*EXERCISE BRIEF*: Using the data below, gather each line that includes the word "JSON".

Dataset records

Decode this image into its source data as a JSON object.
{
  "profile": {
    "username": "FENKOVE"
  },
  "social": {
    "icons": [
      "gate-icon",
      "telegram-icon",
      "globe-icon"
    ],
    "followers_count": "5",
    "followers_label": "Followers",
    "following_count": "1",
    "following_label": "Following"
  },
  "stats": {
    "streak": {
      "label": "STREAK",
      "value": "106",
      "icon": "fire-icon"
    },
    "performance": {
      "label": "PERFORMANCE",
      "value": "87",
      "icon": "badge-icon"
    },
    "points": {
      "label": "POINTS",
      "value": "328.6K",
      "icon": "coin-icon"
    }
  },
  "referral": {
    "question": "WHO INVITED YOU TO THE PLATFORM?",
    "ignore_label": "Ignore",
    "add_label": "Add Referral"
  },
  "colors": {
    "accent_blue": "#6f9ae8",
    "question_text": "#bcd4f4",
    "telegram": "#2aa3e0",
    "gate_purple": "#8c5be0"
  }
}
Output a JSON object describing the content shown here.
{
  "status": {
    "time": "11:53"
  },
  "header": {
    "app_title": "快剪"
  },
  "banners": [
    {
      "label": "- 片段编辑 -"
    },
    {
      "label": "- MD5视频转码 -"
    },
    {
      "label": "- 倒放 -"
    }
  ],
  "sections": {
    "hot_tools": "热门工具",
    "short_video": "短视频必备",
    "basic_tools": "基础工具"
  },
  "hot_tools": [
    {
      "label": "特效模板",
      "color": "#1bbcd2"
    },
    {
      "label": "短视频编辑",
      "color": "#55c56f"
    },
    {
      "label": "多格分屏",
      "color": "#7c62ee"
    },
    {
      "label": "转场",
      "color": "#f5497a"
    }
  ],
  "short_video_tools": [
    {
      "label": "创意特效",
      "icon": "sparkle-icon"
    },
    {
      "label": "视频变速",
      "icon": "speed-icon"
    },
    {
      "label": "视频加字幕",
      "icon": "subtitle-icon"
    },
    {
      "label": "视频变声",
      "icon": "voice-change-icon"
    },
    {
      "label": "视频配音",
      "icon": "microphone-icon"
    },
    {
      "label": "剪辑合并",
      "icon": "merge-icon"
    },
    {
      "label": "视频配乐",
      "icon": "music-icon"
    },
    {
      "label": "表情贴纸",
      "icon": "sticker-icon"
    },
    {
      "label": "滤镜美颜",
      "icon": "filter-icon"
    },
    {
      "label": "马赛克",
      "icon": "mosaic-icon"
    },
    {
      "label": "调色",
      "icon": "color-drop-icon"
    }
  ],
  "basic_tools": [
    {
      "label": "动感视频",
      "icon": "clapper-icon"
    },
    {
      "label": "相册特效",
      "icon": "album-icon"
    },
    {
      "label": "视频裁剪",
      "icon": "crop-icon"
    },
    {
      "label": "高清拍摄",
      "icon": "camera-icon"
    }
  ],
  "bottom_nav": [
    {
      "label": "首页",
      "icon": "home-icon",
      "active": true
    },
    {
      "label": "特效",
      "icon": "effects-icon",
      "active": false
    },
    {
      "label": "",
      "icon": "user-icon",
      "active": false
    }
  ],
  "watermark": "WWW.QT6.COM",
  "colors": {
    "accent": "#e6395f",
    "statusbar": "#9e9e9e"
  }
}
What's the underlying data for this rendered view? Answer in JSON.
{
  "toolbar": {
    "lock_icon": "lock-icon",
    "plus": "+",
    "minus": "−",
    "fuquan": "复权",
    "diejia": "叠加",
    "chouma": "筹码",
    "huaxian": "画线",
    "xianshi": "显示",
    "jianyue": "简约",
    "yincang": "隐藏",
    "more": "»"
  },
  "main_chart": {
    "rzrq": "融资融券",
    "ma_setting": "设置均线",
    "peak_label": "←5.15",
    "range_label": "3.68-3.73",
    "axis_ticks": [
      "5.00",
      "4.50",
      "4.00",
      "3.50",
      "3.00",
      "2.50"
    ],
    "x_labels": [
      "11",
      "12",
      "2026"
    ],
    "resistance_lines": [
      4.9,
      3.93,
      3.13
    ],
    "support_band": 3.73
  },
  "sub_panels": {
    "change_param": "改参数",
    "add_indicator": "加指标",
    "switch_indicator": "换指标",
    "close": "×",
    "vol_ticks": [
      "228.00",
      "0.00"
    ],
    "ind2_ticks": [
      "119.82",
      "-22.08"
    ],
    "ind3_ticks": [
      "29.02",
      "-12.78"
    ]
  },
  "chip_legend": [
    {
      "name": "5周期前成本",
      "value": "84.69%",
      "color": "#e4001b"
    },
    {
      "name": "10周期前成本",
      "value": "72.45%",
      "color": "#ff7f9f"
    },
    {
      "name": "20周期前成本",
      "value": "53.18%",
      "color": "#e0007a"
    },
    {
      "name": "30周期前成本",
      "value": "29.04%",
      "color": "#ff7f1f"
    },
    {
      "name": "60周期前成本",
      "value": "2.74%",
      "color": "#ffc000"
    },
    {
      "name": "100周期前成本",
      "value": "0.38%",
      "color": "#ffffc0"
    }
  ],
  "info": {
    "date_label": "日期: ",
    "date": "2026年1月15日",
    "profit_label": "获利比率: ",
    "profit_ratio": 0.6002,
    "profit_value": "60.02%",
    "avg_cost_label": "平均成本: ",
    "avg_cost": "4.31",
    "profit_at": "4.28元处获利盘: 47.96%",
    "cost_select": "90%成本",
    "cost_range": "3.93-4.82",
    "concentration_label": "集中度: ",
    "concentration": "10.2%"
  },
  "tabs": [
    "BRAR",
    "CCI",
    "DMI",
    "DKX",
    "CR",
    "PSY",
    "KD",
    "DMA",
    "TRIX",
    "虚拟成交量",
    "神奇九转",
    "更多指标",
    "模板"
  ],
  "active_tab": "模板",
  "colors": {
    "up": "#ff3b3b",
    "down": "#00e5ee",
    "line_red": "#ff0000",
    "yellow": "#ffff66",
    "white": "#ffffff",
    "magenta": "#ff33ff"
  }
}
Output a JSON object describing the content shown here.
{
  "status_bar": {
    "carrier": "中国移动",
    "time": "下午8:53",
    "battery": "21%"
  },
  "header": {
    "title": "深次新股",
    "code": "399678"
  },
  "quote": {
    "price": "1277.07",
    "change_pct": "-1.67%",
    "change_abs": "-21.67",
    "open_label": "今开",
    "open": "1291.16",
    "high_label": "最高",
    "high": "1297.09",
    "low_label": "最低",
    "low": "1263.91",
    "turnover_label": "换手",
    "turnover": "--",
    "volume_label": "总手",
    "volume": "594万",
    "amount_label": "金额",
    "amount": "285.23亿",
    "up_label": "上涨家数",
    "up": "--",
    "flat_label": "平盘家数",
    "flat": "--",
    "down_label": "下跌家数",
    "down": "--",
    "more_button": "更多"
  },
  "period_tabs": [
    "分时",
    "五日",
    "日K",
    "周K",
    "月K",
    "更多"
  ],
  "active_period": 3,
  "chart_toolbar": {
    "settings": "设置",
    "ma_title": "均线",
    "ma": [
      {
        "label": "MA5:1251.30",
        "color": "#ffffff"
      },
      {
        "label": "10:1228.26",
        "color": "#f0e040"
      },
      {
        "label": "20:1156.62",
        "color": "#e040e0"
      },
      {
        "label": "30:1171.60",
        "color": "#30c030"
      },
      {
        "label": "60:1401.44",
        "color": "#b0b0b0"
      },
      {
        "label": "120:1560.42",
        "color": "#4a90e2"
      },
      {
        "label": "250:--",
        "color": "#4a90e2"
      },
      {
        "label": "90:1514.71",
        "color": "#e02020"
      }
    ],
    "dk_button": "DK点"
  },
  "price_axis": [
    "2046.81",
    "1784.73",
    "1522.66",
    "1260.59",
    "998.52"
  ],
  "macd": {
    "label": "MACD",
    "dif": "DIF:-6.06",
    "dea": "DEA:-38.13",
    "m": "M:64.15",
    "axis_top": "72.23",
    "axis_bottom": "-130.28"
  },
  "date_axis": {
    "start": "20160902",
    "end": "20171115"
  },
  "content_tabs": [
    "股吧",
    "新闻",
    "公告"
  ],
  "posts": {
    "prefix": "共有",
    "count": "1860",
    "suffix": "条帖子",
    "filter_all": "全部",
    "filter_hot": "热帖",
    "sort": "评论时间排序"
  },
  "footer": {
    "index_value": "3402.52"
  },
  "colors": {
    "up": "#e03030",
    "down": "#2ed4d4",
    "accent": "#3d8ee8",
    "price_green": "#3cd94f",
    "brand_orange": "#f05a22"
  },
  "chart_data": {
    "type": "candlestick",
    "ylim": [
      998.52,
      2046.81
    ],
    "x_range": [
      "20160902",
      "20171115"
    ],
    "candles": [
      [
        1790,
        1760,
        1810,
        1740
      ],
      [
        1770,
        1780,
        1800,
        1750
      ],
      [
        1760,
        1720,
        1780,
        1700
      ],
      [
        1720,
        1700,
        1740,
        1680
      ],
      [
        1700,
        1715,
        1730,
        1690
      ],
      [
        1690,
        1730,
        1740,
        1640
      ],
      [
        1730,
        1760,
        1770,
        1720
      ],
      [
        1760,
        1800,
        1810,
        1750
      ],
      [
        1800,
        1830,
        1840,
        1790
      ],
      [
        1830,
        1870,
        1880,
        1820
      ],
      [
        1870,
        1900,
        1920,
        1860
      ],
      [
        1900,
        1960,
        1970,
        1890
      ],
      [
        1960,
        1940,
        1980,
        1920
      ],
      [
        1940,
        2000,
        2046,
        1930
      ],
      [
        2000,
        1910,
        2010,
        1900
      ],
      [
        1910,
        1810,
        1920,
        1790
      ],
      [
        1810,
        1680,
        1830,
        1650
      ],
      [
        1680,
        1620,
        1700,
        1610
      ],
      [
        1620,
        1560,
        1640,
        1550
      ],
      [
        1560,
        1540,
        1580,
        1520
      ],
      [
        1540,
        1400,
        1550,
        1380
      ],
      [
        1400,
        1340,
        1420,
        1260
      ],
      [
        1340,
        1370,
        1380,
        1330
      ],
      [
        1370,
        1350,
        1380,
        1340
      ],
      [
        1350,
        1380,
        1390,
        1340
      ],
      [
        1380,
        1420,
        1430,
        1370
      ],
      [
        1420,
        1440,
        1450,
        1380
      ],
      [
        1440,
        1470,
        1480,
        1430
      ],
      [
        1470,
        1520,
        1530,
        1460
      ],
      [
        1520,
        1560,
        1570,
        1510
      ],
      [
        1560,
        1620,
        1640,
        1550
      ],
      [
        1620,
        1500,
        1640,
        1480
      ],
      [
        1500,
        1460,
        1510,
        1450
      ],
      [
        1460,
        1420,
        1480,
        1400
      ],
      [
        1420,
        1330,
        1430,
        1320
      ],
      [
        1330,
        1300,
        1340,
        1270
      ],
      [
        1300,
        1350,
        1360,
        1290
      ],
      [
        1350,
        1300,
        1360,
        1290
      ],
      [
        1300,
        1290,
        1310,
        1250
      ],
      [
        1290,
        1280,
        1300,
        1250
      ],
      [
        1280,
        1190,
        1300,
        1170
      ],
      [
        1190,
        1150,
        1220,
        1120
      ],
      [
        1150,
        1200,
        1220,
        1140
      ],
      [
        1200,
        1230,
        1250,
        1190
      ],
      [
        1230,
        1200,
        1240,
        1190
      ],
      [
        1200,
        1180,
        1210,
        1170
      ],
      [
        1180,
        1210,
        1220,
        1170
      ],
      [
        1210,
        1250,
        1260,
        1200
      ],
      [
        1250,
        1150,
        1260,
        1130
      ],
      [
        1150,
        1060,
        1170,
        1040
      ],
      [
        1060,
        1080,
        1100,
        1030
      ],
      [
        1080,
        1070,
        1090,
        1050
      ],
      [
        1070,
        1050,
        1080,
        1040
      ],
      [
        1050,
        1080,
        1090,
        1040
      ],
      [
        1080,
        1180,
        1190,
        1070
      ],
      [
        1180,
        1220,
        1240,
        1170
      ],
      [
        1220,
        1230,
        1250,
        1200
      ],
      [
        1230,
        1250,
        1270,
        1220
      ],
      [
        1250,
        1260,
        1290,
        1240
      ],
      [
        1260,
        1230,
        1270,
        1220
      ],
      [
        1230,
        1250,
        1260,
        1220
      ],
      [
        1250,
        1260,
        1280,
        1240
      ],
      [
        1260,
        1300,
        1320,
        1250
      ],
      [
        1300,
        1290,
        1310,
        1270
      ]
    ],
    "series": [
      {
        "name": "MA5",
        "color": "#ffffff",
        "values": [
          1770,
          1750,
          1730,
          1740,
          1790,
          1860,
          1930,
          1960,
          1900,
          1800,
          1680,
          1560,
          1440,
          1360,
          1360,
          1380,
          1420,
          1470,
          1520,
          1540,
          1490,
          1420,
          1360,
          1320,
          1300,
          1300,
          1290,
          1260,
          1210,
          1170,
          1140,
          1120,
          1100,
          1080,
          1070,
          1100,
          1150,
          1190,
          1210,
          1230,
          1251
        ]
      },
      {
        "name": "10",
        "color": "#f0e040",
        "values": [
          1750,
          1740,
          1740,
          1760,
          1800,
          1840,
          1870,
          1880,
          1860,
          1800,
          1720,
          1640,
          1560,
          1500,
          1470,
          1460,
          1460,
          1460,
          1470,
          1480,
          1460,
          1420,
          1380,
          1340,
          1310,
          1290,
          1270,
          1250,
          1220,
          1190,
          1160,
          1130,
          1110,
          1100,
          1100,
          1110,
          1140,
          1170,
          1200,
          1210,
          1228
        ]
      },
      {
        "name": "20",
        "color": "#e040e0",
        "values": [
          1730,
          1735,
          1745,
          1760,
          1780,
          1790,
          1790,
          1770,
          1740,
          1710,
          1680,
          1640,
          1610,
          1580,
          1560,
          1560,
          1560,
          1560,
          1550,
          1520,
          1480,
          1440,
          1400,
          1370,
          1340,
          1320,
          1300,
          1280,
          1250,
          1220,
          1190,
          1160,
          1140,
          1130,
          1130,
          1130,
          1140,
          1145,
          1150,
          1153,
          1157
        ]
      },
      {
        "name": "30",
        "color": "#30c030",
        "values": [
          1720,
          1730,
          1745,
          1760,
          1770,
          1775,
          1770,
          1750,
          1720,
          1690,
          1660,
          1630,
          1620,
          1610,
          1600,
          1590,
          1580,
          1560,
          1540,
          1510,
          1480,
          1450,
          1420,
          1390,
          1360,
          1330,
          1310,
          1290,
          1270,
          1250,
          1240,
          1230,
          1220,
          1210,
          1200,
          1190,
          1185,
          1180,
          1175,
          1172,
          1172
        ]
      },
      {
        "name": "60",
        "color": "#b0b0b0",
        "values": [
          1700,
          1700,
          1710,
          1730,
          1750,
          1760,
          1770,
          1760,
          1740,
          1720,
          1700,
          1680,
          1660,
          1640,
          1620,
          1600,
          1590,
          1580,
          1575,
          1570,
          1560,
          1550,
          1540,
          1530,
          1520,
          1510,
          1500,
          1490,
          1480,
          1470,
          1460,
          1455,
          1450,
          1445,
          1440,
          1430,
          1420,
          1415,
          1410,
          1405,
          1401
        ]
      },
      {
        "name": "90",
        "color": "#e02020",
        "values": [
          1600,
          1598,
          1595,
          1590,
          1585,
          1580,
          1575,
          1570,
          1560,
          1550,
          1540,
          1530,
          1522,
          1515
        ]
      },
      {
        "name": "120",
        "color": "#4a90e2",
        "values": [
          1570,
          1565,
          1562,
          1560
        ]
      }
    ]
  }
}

*ANSWER FOR THE TASK*:
Decode this image into its source data as a JSON object.
Output a JSON object describing the content shown here.
What's the underlying data for this rendered view? Answer in JSON.
Output a JSON object describing the content shown here.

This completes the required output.